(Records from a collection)
***
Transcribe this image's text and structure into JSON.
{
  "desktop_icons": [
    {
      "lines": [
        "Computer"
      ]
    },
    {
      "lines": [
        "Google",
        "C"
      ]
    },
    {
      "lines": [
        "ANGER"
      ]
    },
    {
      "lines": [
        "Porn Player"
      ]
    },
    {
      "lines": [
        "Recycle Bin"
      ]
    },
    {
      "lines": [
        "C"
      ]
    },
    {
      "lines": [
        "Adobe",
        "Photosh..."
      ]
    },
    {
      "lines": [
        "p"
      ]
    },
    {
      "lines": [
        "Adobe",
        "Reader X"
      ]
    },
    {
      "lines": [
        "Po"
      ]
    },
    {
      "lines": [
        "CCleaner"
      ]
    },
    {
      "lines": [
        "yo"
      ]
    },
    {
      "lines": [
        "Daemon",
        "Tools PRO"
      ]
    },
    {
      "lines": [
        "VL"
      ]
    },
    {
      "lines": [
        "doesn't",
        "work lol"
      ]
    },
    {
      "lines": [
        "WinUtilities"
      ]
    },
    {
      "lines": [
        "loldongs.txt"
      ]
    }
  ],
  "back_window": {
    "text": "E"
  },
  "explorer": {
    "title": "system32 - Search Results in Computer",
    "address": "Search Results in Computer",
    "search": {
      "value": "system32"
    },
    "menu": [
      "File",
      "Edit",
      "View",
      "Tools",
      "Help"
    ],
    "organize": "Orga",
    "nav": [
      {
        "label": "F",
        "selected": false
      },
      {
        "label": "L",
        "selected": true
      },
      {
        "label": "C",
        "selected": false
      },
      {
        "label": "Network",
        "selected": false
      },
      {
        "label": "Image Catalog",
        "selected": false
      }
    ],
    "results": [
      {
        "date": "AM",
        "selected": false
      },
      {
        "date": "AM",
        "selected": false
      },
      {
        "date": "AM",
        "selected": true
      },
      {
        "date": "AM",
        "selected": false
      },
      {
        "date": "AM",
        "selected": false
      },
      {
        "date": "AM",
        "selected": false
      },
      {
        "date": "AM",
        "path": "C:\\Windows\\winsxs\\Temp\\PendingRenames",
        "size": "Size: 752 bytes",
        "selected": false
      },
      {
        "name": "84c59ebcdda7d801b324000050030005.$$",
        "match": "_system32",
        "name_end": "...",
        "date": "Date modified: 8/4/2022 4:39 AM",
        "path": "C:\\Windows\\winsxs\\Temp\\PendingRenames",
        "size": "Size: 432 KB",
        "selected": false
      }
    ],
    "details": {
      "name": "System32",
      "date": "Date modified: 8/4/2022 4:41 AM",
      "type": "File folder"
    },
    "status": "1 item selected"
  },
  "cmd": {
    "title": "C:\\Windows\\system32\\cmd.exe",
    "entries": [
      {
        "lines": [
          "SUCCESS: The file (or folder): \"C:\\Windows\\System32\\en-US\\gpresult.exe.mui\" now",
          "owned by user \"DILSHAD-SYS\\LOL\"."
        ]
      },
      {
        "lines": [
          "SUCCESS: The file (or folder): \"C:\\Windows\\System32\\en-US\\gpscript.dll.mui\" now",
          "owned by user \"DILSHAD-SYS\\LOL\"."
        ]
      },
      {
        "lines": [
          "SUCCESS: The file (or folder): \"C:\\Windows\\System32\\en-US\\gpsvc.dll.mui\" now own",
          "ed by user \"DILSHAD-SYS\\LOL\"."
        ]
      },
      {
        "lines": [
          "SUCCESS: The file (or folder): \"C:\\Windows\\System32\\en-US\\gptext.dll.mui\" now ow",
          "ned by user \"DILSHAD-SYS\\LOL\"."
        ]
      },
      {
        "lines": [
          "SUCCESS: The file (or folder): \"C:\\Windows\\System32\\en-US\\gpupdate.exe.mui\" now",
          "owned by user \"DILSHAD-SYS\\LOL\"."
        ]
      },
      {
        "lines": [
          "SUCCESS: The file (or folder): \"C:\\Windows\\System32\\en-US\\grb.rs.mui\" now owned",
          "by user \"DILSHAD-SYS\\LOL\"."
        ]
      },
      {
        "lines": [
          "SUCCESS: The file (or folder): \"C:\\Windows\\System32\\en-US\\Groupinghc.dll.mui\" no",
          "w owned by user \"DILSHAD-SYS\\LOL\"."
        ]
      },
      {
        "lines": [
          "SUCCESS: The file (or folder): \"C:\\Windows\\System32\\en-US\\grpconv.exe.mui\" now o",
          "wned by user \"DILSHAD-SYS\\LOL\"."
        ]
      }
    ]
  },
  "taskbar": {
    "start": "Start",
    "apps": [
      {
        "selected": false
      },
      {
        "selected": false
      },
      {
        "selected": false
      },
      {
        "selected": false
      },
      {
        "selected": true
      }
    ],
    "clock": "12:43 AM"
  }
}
***
## Directions
Print out every entry, keeping each one exact.

## Output of the exercise
Transcribe this image's text and structure into JSON.
{
  "desktop_icons": [
    {
      "lines": [
        "Computer"
      ]
    },
    {
      "lines": [
        "Google",
        "C"
      ]
    },
    {
      "lines": [
        "ANGER"
      ]
    },
    {
      "lines": [
        "Porn Player"
      ]
    },
    {
      "lines": [
        "Recycle Bin"
      ]
    },
    {
      "lines": [
        "C"
      ]
    },
    {
      "lines": [
        "Adobe",
        "Photosh..."
      ]
    },
    {
      "lines": [
        "p"
      ]
    },
    {
      "lines": [
        "Adobe",
        "Reader X"
      ]
    },
    {
      "lines": [
        "Po"
      ]
    },
    {
      "lines": [
        "CCleaner"
      ]
    },
    {
      "lines": [
        "yo"
      ]
    },
    {
      "lines": [
        "Daemon",
        "Tools PRO"
      ]
    },
    {
      "lines": [
        "VL"
      ]
    },
    {
      "lines": [
        "doesn't",
        "work lol"
      ]
    },
    {
      "lines": [
        "WinUtilities"
      ]
    },
    {
      "lines": [
        "loldongs.txt"
      ]
    }
  ],
  "back_window": {
    "text": "E"
  },
  "explorer": {
    "title": "system32 - Search Results in Computer",
    "address": "Search Results in Computer",
    "search": {
      "value": "system32"
    },
    "menu": [
      "File",
      "Edit",
      "View",
      "Tools",
      "Help"
    ],
    "organize": "Orga",
    "nav": [
      {
        "label": "F",
        "selected": false
      },
      {
        "label": "L",
        "selected": true
      },
      {
        "label": "C",
        "selected": false
      },
      {
        "label": "Network",
        "selected": false
      },
      {
        "label": "Image Catalog",
        "selected": false
      }
    ],
    "results": [
      {
        "date": "AM",
        "selected": false
      },
      {
        "date": "AM",
        "selected": false
      },
      {
        "date": "AM",
        "selected": true
      },
      {
        "date": "AM",
        "selected": false
      },
      {
        "date": "AM",
        "selected": false
      },
      {
        "date": "AM",
        "selected": false
      },
      {
        "date": "AM",
        "path": "C:\\Windows\\winsxs\\Temp\\PendingRenames",
        "size": "Size: 752 bytes",
        "selected": false
      },
      {
        "name": "84c59ebcdda7d801b324000050030005.$$",
        "match": "_system32",
        "name_end": "...",
        "date": "Date modified: 8/4/2022 4:39 AM",
        "path": "C:\\Windows\\winsxs\\Temp\\PendingRenames",
        "size": "Size: 432 KB",
        "selected": false
      }
    ],
    "details": {
      "name": "System32",
      "date": "Date modified: 8/4/2022 4:41 AM",
      "type": "File folder"
    },
    "status": "1 item selected"
  },
  "cmd": {
    "title": "C:\\Windows\\system32\\cmd.exe",
    "entries": [
      {
        "lines": [
          "SUCCESS: The file (or folder): \"C:\\Windows\\System32\\en-US\\gpresult.exe.mui\" now",
          "owned by user \"DILSHAD-SYS\\LOL\"."
        ]
      },
      {
        "lines": [
          "SUCCESS: The file (or folder): \"C:\\Windows\\System32\\en-US\\gpscript.dll.mui\" now",
          "owned by user \"DILSHAD-SYS\\LOL\"."
        ]
      },
      {
        "lines": [
          "SUCCESS: The file (or folder): \"C:\\Windows\\System32\\en-US\\gpsvc.dll.mui\" now own",
          "ed by user \"DILSHAD-SYS\\LOL\"."
        ]
      },
      {
        "lines": [
          "SUCCESS: The file (or folder): \"C:\\Windows\\System32\\en-US\\gptext.dll.mui\" now ow",
          "ned by user \"DILSHAD-SYS\\LOL\"."
        ]
      },
      {
        "lines": [
          "SUCCESS: The file (or folder): \"C:\\Windows\\System32\\en-US\\gpupdate.exe.mui\" now",
          "owned by user \"DILSHAD-SYS\\LOL\"."
        ]
      },
      {
        "lines": [
          "SUCCESS: The file (or folder): \"C:\\Windows\\System32\\en-US\\grb.rs.mui\" now owned",
          "by user \"DILSHAD-SYS\\LOL\"."
        ]
      },
      {
        "lines": [
          "SUCCESS: The file (or folder): \"C:\\Windows\\System32\\en-US\\Groupinghc.dll.mui\" no",
          "w owned by user \"DILSHAD-SYS\\LOL\"."
        ]
      },
      {
        "lines": [
          "SUCCESS: The file (or folder): \"C:\\Windows\\System32\\en-US\\grpconv.exe.mui\" now o",
          "wned by user \"DILSHAD-SYS\\LOL\"."
        ]
      }
    ]
  },
  "taskbar": {
    "start": "Start",
    "apps": [
      {
        "selected": false
      },
      {
        "selected": false
      },
      {
        "selected": false
      },
      {
        "selected": false
      },
      {
        "selected": true
      }
    ],
    "clock": "12:43 AM"
  }
}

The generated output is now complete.